» **Requirement**:
"true" appears in how many lines of the entries? State only the number.
+ + + + +
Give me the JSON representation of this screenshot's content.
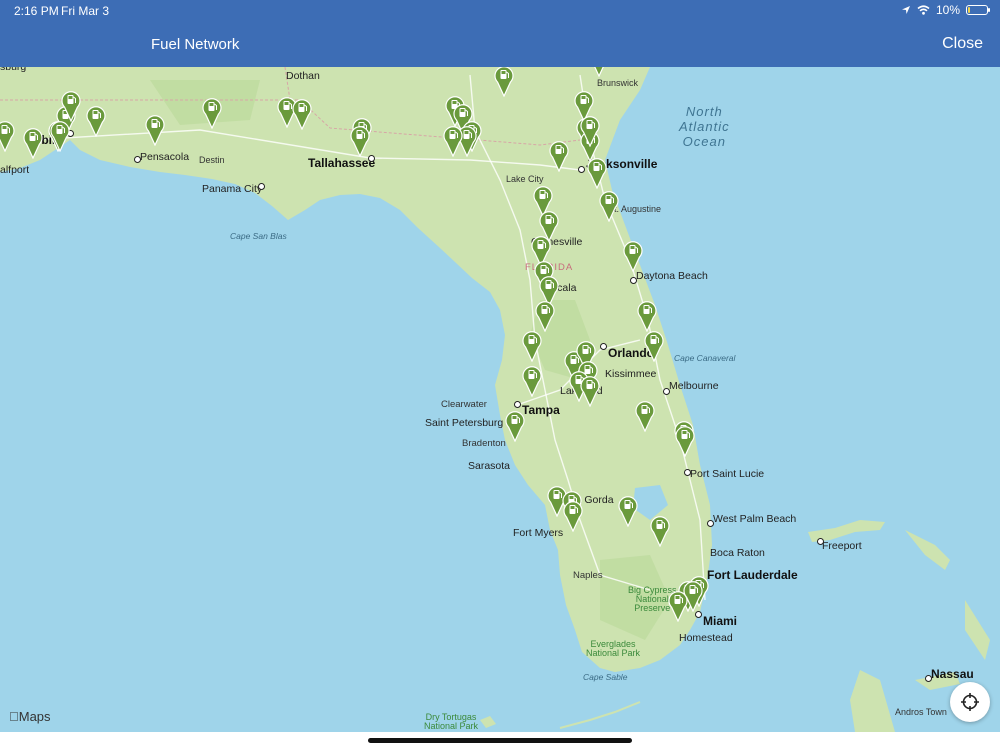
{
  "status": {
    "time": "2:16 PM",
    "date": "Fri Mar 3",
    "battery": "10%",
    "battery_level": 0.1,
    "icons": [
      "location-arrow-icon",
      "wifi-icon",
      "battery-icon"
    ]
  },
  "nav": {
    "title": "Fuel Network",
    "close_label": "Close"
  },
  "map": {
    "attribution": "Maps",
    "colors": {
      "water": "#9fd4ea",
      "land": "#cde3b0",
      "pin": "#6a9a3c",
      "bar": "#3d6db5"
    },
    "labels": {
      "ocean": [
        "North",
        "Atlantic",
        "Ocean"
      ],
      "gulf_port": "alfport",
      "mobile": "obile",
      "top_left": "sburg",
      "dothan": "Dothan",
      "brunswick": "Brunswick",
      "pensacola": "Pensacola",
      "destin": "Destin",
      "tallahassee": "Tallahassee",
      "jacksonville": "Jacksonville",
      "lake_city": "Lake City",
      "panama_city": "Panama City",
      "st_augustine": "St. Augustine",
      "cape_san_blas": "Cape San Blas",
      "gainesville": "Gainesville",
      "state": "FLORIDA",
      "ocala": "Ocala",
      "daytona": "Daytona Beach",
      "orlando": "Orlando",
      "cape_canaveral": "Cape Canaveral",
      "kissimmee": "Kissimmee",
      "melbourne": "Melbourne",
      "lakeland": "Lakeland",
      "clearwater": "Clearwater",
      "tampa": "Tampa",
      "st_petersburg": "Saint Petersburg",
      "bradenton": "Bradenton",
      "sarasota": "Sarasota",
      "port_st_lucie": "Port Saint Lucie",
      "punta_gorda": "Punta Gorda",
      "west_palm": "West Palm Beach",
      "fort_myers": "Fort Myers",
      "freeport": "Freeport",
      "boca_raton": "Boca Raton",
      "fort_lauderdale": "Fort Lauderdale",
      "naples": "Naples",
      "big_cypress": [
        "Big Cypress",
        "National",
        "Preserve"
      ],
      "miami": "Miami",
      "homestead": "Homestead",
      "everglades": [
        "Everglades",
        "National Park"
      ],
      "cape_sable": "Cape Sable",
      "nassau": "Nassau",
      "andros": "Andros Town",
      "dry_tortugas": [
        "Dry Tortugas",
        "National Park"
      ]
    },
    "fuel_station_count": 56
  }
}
+ + + + +
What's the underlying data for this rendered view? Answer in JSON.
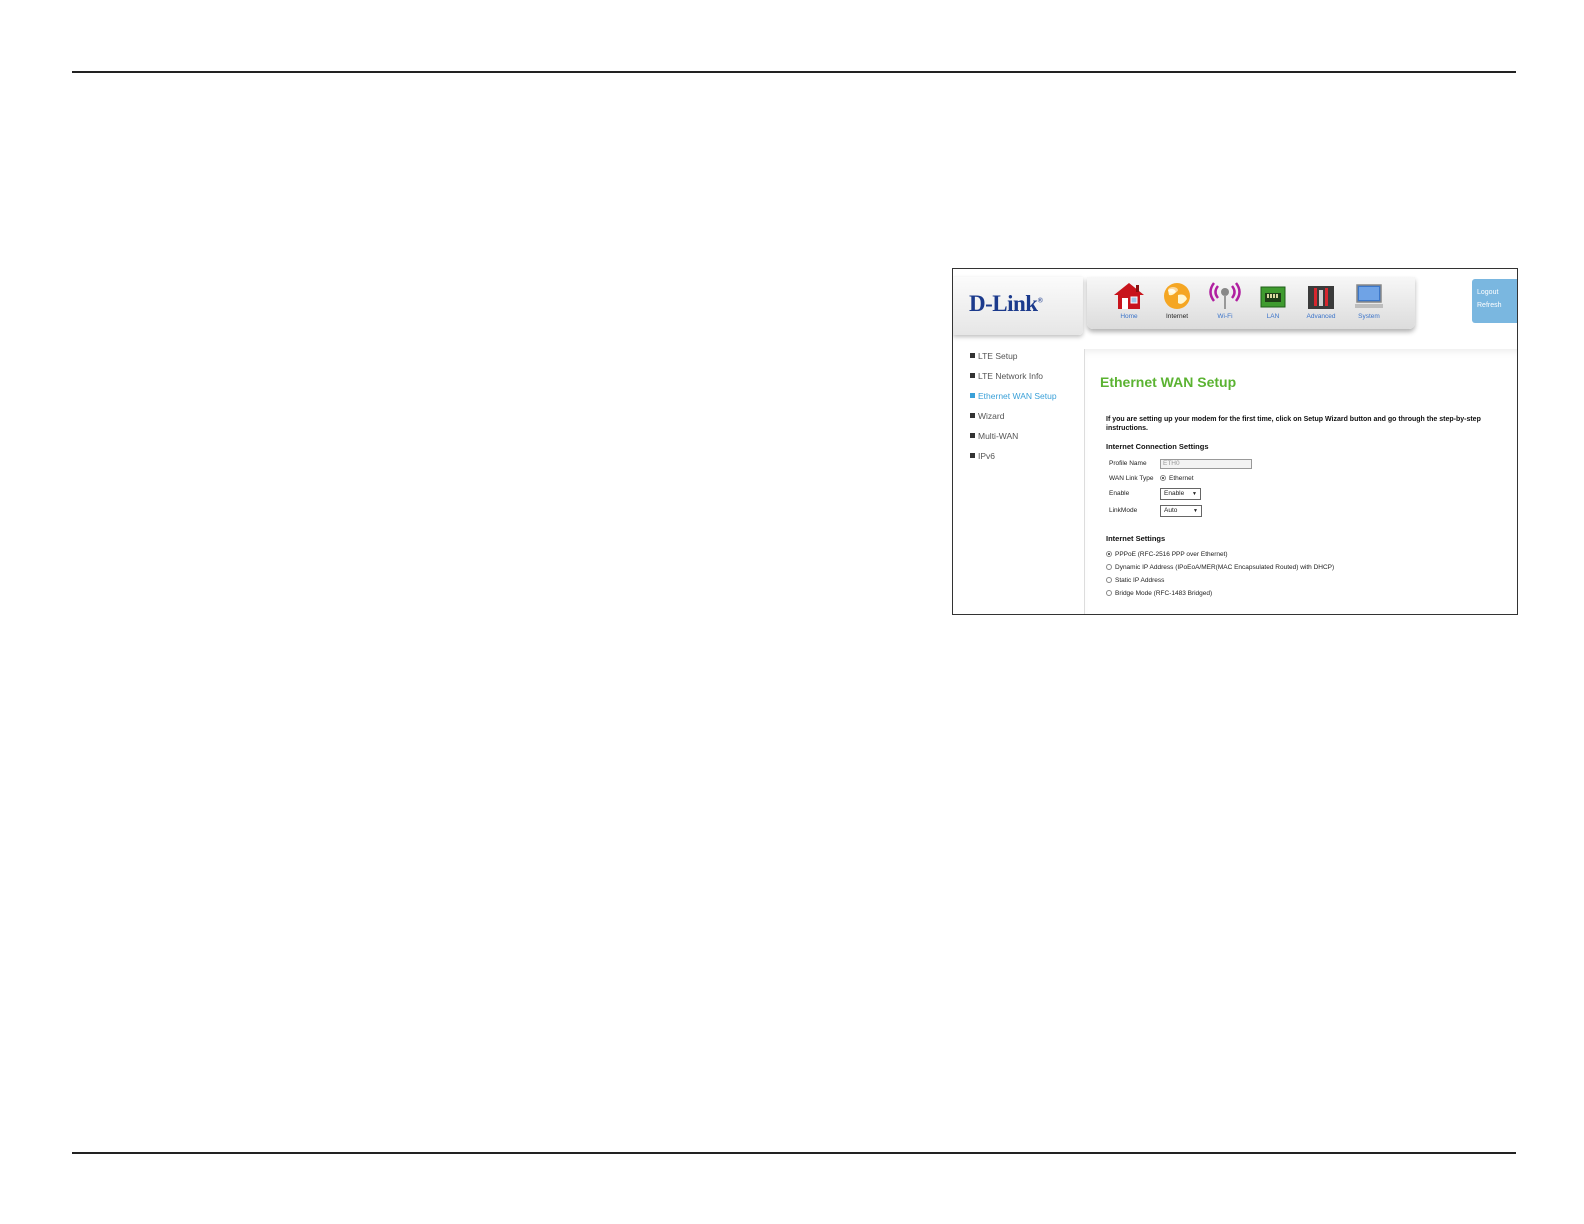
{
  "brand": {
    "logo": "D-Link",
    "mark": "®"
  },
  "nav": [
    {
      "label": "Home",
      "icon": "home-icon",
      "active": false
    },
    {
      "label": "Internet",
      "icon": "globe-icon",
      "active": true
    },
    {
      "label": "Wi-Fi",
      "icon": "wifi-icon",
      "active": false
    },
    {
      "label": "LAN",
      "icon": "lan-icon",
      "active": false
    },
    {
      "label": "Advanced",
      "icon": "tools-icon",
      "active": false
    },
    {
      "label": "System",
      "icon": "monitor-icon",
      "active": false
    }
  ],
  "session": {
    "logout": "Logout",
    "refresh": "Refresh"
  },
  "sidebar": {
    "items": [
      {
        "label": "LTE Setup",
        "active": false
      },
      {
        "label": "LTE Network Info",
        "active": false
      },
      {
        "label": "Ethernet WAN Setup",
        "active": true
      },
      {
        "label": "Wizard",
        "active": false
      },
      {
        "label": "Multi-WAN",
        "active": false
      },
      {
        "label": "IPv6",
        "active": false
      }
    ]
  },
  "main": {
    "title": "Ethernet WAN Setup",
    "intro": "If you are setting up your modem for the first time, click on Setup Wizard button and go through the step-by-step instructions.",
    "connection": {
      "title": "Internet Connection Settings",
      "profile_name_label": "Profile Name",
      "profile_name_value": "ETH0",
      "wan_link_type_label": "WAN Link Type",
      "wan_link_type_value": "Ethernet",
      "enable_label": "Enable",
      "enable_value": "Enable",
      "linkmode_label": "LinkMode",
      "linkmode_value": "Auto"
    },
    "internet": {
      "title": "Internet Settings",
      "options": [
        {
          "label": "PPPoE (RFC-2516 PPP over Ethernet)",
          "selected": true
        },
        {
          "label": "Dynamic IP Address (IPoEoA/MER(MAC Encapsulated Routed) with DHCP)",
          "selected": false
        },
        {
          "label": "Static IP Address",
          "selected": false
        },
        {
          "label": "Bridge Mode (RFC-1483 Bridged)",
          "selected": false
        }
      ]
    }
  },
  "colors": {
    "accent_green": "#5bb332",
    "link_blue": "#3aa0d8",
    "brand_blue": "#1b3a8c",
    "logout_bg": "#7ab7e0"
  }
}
+ + + + +
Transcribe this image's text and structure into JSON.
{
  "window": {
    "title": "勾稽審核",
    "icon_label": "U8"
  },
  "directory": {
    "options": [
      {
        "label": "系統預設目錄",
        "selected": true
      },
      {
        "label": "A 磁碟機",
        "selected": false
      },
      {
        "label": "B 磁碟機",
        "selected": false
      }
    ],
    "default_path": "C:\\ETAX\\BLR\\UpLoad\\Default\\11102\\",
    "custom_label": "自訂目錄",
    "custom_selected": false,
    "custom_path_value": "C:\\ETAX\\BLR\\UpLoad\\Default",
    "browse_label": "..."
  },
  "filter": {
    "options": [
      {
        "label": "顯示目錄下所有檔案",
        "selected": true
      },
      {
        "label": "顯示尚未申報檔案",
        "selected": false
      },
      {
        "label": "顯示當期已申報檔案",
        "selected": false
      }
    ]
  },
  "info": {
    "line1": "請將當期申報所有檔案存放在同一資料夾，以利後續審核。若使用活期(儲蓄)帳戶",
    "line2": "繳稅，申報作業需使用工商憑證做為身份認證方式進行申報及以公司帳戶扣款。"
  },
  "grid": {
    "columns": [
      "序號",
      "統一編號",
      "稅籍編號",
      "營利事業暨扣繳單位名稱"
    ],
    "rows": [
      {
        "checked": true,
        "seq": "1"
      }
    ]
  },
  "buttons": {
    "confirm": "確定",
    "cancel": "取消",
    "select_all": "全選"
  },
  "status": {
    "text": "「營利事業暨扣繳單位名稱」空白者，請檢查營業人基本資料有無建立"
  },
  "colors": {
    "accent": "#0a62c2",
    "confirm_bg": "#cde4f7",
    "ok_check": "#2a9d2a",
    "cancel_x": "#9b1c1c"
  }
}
+ + + + +
» **Response**:
6